1. Wash peels before chopping finely. 2.Add enough water to cover and boil. 3.Strain and let cool to lukewarm. 4. For every 4 cups of juice add 1 cup of sugar and 1/4 tsp. yeast. 5. Fill into bottles and cover with cheese cloth or tissue paper.

*Result and Discussion* -I observed that the Pineapple peelings can be made as vinegar and it is useful to our community.Because it is affordable and Pineapple can be easily found in tropical areas like Philippines. *Conclusion* -There fore I conclude that the Pineapple peelings can be made as vinegar and it is affordable like any other vinegars and also it is effective. *ACKNOWLEGDEMENT* -This investigatory project would never been realized without the financial support, effort and unselfish assistance of the people who willingly helped the researcher.In due recognition of all those who contributed to the success of this study.The researcher extend her deep gratitude and heartfelt appreciation to the following: First of all,our almighty God,the creator and savior who give life, good health, wisdom and guidance to finish this investigatory project. Ms. Balve Granido our research teacher who gives support and guidance to make this study successful.

To our parents for the financial assistance and guidance to the researcher to make her project successful.

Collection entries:
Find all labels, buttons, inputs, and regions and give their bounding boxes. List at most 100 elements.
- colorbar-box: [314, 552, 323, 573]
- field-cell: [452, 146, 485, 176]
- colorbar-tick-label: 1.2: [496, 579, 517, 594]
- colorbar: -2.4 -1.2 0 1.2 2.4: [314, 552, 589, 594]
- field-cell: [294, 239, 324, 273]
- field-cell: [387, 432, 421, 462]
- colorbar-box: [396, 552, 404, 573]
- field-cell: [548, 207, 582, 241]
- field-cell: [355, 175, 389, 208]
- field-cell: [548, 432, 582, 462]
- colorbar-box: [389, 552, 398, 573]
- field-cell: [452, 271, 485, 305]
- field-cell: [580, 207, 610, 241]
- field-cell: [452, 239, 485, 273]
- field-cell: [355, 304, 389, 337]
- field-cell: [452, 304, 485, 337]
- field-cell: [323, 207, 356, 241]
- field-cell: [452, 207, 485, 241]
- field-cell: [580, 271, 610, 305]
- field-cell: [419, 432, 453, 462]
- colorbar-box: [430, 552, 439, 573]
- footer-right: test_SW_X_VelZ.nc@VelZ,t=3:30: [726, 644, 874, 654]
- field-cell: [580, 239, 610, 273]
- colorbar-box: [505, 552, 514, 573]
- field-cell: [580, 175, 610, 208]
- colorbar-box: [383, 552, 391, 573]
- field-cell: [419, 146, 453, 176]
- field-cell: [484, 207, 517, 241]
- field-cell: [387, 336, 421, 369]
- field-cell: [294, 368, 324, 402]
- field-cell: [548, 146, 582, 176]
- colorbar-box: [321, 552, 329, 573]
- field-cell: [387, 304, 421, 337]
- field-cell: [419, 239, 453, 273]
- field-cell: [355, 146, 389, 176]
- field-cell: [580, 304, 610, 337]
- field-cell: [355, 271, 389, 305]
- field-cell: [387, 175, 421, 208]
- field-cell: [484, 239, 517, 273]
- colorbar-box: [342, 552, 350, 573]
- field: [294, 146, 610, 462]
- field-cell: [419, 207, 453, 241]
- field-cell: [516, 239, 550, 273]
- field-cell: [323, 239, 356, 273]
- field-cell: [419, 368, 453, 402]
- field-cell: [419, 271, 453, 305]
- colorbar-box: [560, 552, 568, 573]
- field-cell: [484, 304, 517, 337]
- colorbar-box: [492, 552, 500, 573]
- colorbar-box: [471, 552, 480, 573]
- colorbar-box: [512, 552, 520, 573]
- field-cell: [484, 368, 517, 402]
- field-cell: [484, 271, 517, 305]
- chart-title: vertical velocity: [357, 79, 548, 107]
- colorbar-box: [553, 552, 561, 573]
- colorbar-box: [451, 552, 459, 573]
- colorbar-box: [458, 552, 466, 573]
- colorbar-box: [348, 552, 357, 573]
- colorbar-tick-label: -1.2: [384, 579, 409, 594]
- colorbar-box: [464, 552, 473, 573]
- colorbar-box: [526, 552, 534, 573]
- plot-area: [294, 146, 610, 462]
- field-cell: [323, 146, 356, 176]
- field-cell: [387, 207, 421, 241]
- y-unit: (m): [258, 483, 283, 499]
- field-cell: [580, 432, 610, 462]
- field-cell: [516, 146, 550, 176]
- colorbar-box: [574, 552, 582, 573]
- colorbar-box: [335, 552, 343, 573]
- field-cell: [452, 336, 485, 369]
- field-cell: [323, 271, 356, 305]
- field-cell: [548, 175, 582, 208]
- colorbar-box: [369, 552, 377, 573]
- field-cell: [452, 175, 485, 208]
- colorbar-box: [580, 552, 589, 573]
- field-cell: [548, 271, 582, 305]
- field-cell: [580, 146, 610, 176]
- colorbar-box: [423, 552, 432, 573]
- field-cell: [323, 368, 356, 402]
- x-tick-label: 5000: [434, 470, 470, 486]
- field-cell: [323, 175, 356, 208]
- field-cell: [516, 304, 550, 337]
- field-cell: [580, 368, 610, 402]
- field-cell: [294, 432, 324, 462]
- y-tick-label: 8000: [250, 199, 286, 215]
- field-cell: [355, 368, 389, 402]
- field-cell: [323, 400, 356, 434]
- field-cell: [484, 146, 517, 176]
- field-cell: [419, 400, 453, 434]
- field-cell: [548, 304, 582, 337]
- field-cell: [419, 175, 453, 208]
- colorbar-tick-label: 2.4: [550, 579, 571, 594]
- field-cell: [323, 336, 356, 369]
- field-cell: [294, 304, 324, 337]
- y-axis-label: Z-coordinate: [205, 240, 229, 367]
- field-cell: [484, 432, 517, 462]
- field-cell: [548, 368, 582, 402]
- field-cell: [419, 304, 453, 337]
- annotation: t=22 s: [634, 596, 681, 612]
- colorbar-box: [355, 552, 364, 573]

▸ **WHAT NEEDS TO BE DONE**: In the pineapple vinegar project, how much sugar and yeast go in for every 4 cups of juice?

▸ **YOUR RESPONSE**: 1 cup of sugar and 1/4 tsp. yeast.